■ **AIM OF THE TASK**
Which lines contain the word "ordre"? Return each of them as written.

■ **DATA FOR THE TASK**
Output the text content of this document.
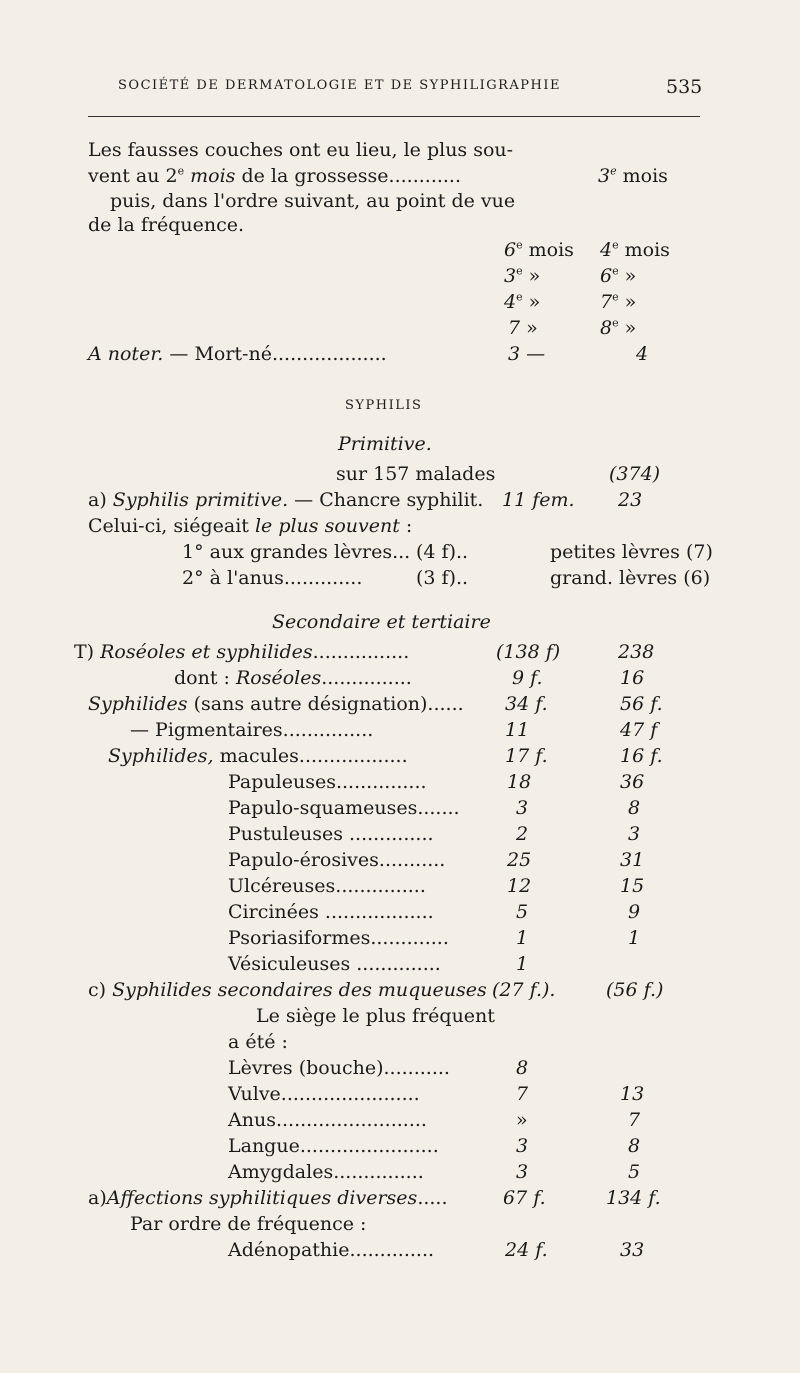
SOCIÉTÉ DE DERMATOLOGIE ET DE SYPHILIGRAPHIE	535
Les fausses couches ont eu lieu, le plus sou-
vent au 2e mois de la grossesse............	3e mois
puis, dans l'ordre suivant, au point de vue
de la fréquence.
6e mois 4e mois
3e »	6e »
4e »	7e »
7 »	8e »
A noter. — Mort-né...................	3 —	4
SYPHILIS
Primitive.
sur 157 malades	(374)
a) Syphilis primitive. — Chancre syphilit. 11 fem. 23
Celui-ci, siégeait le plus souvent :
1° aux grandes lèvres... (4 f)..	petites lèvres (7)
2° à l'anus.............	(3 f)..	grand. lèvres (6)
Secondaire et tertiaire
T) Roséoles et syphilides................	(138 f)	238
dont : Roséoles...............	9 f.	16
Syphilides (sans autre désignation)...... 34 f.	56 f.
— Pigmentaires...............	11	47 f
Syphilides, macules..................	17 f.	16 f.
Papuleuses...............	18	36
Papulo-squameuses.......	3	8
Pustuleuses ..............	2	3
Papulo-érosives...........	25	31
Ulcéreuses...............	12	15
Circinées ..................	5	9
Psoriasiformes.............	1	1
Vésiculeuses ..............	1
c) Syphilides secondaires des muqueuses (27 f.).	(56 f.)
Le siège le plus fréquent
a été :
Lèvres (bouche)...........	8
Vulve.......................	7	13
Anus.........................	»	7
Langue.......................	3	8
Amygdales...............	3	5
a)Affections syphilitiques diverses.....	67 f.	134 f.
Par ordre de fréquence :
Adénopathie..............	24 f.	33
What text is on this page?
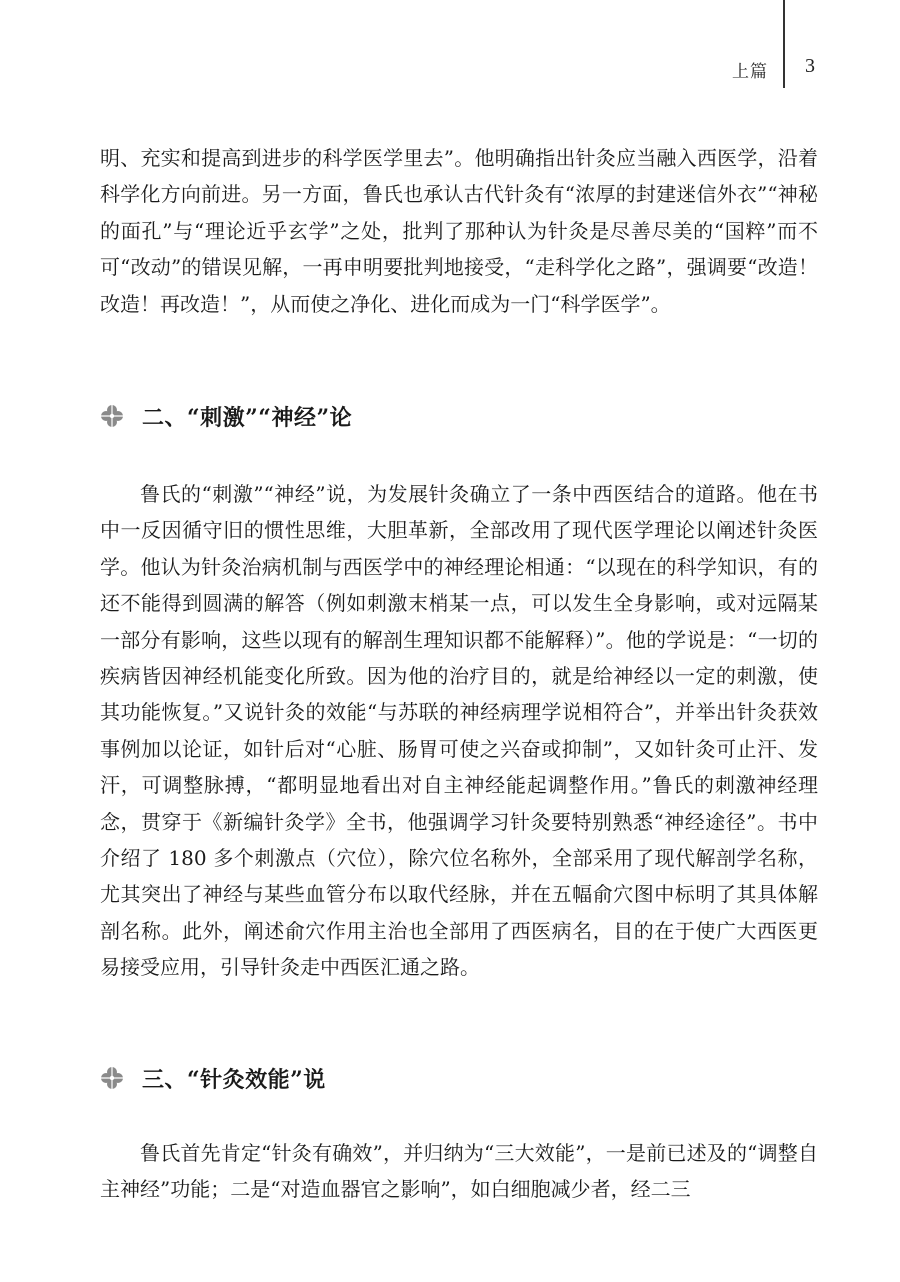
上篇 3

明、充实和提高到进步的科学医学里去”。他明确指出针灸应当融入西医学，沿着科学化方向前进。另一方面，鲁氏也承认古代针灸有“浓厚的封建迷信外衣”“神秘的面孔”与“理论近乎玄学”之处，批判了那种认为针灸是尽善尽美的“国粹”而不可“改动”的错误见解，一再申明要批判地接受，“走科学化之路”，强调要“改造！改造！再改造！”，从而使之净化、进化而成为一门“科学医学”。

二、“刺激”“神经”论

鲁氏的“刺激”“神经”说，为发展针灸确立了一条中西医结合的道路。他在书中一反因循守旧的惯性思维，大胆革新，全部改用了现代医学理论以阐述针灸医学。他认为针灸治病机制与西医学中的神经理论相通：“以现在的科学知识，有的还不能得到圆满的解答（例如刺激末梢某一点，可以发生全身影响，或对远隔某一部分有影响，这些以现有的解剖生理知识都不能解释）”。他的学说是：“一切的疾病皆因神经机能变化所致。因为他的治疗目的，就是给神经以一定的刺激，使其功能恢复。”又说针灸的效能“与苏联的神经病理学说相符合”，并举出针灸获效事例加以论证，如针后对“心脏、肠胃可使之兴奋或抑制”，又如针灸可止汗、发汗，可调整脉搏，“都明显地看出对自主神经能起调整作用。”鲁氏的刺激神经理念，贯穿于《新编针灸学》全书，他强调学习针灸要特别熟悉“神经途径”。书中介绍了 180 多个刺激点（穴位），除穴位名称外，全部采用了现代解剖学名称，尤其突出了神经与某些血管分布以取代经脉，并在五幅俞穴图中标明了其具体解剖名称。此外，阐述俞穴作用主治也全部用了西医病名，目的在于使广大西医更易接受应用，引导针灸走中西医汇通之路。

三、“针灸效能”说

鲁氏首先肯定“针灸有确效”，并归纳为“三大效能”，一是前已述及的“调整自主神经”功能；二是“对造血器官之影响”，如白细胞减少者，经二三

■ **RIGHT ANSWER**
puis, dans l'ordre suivant, au point de vue
Par ordre de fréquence :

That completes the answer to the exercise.